BEGIN Dataset records
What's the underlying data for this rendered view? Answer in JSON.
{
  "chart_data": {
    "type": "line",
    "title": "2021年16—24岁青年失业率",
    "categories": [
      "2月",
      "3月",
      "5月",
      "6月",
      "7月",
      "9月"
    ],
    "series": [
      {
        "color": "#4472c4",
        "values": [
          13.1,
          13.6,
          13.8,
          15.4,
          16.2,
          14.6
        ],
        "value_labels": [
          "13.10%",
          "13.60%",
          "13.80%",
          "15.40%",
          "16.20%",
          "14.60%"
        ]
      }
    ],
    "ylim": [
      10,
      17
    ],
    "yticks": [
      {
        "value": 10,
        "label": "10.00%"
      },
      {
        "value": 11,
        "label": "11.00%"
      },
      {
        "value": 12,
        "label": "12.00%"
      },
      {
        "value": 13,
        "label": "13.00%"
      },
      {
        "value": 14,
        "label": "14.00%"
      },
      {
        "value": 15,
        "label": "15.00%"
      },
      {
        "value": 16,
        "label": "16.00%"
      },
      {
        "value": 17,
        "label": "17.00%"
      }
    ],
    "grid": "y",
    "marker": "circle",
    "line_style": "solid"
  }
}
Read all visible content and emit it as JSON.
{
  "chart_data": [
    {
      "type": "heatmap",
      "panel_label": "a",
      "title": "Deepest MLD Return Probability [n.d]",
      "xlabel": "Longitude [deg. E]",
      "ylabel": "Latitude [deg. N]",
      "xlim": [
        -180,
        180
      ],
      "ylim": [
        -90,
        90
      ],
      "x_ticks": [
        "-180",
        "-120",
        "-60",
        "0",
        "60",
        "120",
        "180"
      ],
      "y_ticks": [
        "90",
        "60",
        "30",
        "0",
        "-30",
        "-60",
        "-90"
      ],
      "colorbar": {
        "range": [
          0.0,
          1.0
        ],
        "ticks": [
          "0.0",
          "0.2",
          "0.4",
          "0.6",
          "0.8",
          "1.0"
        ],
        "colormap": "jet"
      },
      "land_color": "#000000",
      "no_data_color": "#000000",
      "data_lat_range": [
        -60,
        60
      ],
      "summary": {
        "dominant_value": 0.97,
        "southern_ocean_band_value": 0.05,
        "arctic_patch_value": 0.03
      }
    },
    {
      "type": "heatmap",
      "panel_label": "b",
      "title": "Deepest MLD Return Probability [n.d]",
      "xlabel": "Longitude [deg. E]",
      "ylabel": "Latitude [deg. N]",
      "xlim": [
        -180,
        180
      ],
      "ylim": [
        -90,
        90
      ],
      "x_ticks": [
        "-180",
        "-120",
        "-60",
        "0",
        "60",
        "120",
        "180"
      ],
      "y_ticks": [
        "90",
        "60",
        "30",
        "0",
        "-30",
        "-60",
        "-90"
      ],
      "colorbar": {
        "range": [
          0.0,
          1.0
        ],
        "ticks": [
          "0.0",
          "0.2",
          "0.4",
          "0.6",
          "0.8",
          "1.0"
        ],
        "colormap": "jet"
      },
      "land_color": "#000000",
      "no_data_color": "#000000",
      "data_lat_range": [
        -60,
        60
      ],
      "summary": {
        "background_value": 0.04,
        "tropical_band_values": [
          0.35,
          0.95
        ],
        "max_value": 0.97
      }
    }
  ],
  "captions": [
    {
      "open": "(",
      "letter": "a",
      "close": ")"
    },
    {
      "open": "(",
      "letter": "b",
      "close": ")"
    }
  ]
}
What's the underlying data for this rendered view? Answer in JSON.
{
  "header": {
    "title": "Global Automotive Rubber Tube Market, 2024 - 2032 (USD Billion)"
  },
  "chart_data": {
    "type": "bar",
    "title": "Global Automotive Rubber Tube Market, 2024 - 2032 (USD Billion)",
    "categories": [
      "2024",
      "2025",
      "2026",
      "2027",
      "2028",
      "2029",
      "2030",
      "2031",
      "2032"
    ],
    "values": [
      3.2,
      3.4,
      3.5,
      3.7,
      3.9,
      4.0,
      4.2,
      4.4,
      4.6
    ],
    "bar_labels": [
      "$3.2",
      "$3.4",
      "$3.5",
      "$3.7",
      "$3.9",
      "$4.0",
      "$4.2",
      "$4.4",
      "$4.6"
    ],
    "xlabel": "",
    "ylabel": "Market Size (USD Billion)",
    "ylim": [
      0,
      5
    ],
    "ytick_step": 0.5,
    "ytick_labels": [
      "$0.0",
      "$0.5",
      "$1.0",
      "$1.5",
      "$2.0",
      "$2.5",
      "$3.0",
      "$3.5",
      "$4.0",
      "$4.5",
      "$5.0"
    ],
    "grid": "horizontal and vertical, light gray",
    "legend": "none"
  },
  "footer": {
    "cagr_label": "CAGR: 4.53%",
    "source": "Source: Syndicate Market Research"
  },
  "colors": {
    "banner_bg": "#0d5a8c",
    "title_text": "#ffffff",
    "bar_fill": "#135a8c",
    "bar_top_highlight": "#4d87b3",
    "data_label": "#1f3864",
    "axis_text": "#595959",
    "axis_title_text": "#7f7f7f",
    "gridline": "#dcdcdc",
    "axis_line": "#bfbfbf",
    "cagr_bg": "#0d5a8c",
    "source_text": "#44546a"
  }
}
END Dataset records
Write every line of the material above again, exactly.

What's the underlying data for this rendered view? Answer in JSON.
{
  "chart_data": {
    "type": "line",
    "title": "2021年16—24岁青年失业率",
    "categories": [
      "2月",
      "3月",
      "5月",
      "6月",
      "7月",
      "9月"
    ],
    "series": [
      {
        "color": "#4472c4",
        "values": [
          13.1,
          13.6,
          13.8,
          15.4,
          16.2,
          14.6
        ],
        "value_labels": [
          "13.10%",
          "13.60%",
          "13.80%",
          "15.40%",
          "16.20%",
          "14.60%"
        ]
      }
    ],
    "ylim": [
      10,
      17
    ],
    "yticks": [
      {
        "value": 10,
        "label": "10.00%"
      },
      {
        "value": 11,
        "label": "11.00%"
      },
      {
        "value": 12,
        "label": "12.00%"
      },
      {
        "value": 13,
        "label": "13.00%"
      },
      {
        "value": 14,
        "label": "14.00%"
      },
      {
        "value": 15,
        "label": "15.00%"
      },
      {
        "value": 16,
        "label": "16.00%"
      },
      {
        "value": 17,
        "label": "17.00%"
      }
    ],
    "grid": "y",
    "marker": "circle",
    "line_style": "solid"
  }
}
Read all visible content and emit it as JSON.
{
  "chart_data": [
    {
      "type": "heatmap",
      "panel_label": "a",
      "title": "Deepest MLD Return Probability [n.d]",
      "xlabel": "Longitude [deg. E]",
      "ylabel": "Latitude [deg. N]",
      "xlim": [
        -180,
        180
      ],
      "ylim": [
        -90,
        90
      ],
      "x_ticks": [
        "-180",
        "-120",
        "-60",
        "0",
        "60",
        "120",
        "180"
      ],
      "y_ticks": [
        "90",
        "60",
        "30",
        "0",
        "-30",
        "-60",
        "-90"
      ],
      "colorbar": {
        "range": [
          0.0,
          1.0
        ],
        "ticks": [
          "0.0",
          "0.2",
          "0.4",
          "0.6",
          "0.8",
          "1.0"
        ],
        "colormap": "jet"
      },
      "land_color": "#000000",
      "no_data_color": "#000000",
      "data_lat_range": [
        -60,
        60
      ],
      "summary": {
        "dominant_value": 0.97,
        "southern_ocean_band_value": 0.05,
        "arctic_patch_value": 0.03
      }
    },
    {
      "type": "heatmap",
      "panel_label": "b",
      "title": "Deepest MLD Return Probability [n.d]",
      "xlabel": "Longitude [deg. E]",
      "ylabel": "Latitude [deg. N]",
      "xlim": [
        -180,
        180
      ],
      "ylim": [
        -90,
        90
      ],
      "x_ticks": [
        "-180",
        "-120",
        "-60",
        "0",
        "60",
        "120",
        "180"
      ],
      "y_ticks": [
        "90",
        "60",
        "30",
        "0",
        "-30",
        "-60",
        "-90"
      ],
      "colorbar": {
        "range": [
          0.0,
          1.0
        ],
        "ticks": [
          "0.0",
          "0.2",
          "0.4",
          "0.6",
          "0.8",
          "1.0"
        ],
        "colormap": "jet"
      },
      "land_color": "#000000",
      "no_data_color": "#000000",
      "data_lat_range": [
        -60,
        60
      ],
      "summary": {
        "background_value": 0.04,
        "tropical_band_values": [
          0.35,
          0.95
        ],
        "max_value": 0.97
      }
    }
  ],
  "captions": [
    {
      "open": "(",
      "letter": "a",
      "close": ")"
    },
    {
      "open": "(",
      "letter": "b",
      "close": ")"
    }
  ]
}
What's the underlying data for this rendered view? Answer in JSON.
{
  "header": {
    "title": "Global Automotive Rubber Tube Market, 2024 - 2032 (USD Billion)"
  },
  "chart_data": {
    "type": "bar",
    "title": "Global Automotive Rubber Tube Market, 2024 - 2032 (USD Billion)",
    "categories": [
      "2024",
      "2025",
      "2026",
      "2027",
      "2028",
      "2029",
      "2030",
      "2031",
      "2032"
    ],
    "values": [
      3.2,
      3.4,
      3.5,
      3.7,
      3.9,
      4.0,
      4.2,
      4.4,
      4.6
    ],
    "bar_labels": [
      "$3.2",
      "$3.4",
      "$3.5",
      "$3.7",
      "$3.9",
      "$4.0",
      "$4.2",
      "$4.4",
      "$4.6"
    ],
    "xlabel": "",
    "ylabel": "Market Size (USD Billion)",
    "ylim": [
      0,
      5
    ],
    "ytick_step": 0.5,
    "ytick_labels": [
      "$0.0",
      "$0.5",
      "$1.0",
      "$1.5",
      "$2.0",
      "$2.5",
      "$3.0",
      "$3.5",
      "$4.0",
      "$4.5",
      "$5.0"
    ],
    "grid": "horizontal and vertical, light gray",
    "legend": "none"
  },
  "footer": {
    "cagr_label": "CAGR: 4.53%",
    "source": "Source: Syndicate Market Research"
  },
  "colors": {
    "banner_bg": "#0d5a8c",
    "title_text": "#ffffff",
    "bar_fill": "#135a8c",
    "bar_top_highlight": "#4d87b3",
    "data_label": "#1f3864",
    "axis_text": "#595959",
    "axis_title_text": "#7f7f7f",
    "gridline": "#dcdcdc",
    "axis_line": "#bfbfbf",
    "cagr_bg": "#0d5a8c",
    "source_text": "#44546a"
  }
}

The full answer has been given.